(Data records)

-- -- --

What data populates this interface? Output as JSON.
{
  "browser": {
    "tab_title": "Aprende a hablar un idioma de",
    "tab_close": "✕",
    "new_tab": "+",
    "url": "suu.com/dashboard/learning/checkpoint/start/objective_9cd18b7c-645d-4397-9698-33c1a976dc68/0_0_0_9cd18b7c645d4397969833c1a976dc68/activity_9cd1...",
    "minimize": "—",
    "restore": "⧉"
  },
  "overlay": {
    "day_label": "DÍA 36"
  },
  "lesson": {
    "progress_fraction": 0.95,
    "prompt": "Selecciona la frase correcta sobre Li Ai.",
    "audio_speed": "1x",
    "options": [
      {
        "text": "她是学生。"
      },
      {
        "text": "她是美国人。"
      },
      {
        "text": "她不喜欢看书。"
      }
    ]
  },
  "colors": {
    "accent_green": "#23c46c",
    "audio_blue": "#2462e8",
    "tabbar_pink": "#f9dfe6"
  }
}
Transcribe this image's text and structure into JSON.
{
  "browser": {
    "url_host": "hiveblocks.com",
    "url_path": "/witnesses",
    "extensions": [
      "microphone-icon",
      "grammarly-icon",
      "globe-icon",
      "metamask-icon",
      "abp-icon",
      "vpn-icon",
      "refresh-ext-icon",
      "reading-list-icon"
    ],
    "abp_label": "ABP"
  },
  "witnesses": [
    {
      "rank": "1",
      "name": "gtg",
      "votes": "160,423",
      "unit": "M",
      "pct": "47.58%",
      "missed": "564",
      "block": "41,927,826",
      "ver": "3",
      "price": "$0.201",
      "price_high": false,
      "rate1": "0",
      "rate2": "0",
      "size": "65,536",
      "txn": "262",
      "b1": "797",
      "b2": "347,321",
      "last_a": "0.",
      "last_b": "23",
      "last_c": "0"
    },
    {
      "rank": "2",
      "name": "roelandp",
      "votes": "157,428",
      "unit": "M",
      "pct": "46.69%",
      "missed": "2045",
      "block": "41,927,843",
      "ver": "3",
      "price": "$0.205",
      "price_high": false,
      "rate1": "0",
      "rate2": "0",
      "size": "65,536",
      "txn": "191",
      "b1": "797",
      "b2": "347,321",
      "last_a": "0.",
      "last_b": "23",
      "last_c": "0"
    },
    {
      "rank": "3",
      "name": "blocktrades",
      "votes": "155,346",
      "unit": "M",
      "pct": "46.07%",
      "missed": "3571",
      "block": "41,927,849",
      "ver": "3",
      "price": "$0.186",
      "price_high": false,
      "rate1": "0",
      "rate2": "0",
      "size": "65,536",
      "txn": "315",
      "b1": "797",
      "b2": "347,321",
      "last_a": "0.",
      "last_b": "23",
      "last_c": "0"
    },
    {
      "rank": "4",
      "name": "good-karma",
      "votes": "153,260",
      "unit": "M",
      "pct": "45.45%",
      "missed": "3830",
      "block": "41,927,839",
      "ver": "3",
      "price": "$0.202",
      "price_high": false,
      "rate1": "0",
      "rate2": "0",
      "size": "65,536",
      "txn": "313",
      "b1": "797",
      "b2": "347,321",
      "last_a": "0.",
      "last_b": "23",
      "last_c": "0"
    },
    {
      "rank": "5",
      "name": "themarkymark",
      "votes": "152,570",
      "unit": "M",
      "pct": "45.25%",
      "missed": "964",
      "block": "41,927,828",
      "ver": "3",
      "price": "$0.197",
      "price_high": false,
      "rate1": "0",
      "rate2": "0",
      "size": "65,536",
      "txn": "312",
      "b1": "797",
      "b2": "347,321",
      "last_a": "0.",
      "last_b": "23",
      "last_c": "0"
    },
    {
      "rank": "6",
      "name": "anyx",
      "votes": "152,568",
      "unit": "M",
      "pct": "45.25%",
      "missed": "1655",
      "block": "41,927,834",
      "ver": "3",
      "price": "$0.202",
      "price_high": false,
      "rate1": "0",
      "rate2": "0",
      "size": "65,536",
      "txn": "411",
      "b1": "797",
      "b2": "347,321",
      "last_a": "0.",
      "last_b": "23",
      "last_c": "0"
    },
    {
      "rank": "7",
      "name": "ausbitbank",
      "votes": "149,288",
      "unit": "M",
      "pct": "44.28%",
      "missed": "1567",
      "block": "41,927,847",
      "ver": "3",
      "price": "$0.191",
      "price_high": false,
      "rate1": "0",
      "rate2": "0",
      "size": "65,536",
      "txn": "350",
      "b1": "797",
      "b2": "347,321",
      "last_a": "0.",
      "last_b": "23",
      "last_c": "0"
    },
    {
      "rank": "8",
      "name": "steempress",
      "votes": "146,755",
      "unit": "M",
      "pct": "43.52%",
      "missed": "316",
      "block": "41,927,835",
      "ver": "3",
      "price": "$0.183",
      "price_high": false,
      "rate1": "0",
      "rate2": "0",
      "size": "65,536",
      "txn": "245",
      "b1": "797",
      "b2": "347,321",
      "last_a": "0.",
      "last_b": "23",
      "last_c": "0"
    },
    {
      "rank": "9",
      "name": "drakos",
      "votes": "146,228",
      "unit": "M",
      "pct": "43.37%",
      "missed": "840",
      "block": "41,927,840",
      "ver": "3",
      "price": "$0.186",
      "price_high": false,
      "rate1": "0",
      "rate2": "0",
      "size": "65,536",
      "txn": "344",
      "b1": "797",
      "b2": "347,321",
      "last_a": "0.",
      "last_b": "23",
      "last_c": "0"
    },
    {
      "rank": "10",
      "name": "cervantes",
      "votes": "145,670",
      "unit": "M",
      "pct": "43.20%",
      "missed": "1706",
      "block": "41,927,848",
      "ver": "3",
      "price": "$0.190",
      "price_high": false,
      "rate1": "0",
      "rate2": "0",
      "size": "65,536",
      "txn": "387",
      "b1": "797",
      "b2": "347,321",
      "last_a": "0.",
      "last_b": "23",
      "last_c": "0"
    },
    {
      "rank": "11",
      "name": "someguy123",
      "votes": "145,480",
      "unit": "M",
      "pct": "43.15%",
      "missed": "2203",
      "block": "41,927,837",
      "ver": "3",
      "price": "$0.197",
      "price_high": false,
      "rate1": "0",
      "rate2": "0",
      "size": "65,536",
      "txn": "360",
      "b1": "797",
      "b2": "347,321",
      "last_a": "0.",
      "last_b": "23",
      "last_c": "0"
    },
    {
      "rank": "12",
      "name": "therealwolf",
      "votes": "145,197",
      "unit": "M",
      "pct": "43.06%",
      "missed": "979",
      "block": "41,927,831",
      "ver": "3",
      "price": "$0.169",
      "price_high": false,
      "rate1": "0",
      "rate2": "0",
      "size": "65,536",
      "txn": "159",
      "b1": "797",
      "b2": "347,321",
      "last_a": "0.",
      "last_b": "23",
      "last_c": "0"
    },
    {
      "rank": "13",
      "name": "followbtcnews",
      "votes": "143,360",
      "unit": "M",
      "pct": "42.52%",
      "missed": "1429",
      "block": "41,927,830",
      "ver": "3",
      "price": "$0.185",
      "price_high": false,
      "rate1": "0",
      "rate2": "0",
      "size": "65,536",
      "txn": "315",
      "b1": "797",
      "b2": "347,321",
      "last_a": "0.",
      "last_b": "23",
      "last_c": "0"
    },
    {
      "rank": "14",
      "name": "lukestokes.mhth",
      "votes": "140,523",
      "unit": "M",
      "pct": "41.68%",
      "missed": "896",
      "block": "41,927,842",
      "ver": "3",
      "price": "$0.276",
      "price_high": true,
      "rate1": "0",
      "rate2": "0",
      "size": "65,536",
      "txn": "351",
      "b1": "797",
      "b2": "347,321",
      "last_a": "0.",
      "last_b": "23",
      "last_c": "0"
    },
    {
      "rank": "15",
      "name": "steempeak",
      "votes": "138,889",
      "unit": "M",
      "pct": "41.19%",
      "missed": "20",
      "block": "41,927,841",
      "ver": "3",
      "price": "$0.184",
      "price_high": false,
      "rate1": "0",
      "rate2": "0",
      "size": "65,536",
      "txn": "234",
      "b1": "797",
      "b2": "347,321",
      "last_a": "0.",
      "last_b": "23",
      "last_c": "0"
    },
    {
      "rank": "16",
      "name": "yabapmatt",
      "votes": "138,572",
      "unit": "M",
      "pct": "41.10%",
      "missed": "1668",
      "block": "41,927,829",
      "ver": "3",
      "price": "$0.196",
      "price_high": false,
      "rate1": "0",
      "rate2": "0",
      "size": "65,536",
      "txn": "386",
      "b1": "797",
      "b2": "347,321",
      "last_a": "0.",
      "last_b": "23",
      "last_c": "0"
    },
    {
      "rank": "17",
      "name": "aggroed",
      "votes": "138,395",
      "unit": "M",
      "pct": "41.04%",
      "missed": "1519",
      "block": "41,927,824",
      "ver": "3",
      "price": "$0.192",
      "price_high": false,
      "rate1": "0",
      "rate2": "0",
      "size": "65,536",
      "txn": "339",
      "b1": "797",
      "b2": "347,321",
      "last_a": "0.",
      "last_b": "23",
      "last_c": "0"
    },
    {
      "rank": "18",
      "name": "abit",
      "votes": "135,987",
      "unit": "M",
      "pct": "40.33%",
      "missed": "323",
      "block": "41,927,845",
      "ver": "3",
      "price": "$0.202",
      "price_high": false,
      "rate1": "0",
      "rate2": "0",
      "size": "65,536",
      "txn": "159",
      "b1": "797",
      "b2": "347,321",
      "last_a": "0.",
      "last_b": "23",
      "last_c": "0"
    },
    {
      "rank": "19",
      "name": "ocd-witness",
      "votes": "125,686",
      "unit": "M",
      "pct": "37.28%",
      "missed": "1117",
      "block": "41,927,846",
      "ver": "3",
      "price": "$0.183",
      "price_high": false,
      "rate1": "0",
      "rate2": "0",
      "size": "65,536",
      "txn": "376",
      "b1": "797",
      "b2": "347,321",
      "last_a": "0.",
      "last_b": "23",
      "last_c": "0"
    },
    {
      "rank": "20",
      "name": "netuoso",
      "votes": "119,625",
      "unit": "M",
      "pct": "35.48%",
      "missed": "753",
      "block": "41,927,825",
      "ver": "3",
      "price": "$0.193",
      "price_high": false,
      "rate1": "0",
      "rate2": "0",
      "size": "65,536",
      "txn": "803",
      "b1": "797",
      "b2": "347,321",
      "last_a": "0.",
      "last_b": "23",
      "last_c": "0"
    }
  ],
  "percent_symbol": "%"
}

-- -- --

Go through the listing above and pull out each line containing the word "text".

Completed task:
        "text": "她是学生。"
        "text": "她是美国人。"
        "text": "她不喜欢看书。"
Transcribe this image's text and structure into JSON.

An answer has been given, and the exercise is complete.